• _Stated task_: Copy out every line in which the string "MBARI" occurs.

• _The records_:
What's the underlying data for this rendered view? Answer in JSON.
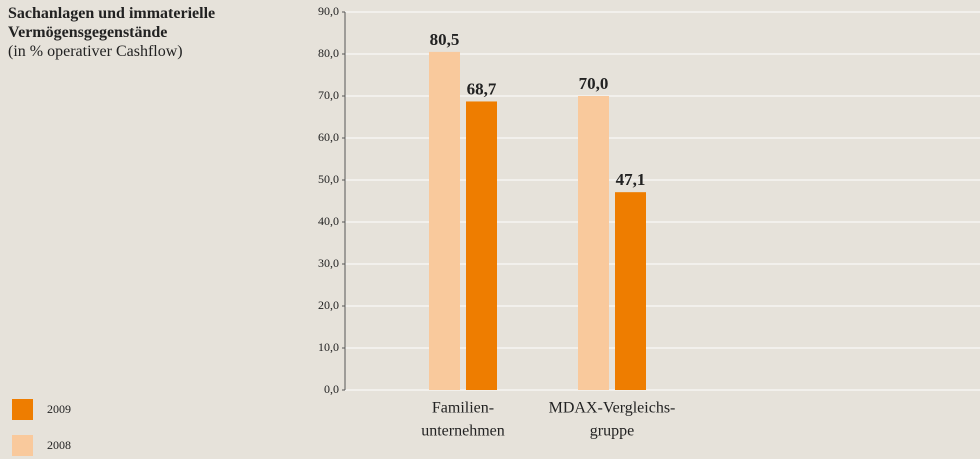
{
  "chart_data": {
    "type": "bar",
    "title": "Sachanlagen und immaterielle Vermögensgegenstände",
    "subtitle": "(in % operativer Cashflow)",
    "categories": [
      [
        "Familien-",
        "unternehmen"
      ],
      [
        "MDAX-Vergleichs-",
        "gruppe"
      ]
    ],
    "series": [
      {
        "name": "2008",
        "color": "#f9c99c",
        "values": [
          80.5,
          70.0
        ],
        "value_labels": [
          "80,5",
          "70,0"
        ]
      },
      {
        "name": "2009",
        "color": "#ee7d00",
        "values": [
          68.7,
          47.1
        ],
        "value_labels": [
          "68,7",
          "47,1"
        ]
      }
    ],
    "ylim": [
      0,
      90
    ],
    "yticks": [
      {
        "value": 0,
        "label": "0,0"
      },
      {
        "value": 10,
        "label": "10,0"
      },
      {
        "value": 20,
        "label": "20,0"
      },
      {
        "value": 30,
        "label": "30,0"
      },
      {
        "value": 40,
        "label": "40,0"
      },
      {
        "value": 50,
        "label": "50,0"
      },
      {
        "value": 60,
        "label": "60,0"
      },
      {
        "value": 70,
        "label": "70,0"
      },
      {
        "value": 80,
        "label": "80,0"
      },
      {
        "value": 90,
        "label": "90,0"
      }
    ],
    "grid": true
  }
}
* * *
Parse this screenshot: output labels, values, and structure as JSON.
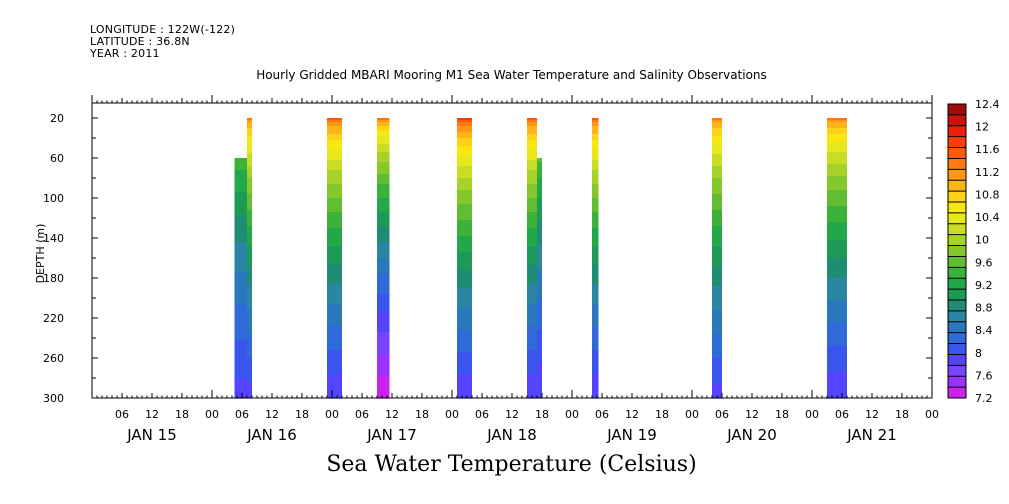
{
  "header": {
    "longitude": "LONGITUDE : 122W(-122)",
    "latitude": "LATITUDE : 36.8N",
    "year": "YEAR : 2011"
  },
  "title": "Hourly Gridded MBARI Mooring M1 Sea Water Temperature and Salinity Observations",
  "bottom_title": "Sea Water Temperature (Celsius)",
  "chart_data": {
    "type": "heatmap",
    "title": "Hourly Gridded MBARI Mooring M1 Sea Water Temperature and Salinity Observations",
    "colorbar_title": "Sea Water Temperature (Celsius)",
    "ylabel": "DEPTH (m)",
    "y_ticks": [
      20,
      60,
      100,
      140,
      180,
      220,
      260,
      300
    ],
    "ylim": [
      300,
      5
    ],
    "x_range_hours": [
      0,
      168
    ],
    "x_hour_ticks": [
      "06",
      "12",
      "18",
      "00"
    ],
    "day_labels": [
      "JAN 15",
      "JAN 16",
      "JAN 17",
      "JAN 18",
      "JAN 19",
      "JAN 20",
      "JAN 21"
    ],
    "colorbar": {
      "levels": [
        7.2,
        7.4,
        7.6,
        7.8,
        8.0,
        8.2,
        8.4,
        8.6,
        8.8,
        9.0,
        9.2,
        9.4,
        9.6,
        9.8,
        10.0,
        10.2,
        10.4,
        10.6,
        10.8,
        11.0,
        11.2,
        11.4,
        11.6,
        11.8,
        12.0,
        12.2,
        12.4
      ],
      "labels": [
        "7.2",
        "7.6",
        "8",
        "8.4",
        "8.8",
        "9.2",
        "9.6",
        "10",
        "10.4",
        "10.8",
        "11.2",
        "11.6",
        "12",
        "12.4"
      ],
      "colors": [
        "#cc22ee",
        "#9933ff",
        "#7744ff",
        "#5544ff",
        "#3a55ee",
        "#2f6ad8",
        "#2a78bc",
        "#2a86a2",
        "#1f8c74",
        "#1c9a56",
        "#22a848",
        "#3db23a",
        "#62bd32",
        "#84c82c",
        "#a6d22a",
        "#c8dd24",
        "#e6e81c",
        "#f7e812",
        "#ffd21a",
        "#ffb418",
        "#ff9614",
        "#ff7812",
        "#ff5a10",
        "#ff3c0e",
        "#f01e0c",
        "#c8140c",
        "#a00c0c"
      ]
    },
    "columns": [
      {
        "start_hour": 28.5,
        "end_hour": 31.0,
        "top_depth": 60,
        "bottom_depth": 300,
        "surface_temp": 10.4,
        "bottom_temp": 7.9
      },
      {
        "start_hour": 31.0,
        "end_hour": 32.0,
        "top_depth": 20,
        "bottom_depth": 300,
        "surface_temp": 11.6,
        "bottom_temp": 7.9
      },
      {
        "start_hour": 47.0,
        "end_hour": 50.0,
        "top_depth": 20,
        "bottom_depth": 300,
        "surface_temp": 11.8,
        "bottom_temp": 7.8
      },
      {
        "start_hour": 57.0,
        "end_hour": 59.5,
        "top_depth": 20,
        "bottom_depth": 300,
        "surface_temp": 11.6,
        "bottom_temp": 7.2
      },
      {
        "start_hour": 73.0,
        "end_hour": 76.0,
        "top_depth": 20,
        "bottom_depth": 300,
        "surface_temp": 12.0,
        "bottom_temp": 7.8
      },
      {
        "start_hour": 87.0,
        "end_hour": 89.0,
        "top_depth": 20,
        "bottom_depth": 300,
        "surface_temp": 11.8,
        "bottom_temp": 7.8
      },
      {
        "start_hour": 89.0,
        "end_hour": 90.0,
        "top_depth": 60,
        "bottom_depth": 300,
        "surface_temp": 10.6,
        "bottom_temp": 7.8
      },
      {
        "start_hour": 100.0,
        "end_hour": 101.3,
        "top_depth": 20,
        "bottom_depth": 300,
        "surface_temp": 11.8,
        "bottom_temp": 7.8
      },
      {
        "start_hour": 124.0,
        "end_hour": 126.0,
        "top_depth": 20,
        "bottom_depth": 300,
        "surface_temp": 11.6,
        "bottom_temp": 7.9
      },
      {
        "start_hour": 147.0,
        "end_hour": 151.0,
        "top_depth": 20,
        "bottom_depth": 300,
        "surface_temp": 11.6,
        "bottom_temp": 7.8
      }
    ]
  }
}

• _The completed task_:
  "title": "Hourly Gridded MBARI Mooring M1 Sea Water Temperature and Salinity Observations",
    "title": "Hourly Gridded MBARI Mooring M1 Sea Water Temperature and Salinity Observations",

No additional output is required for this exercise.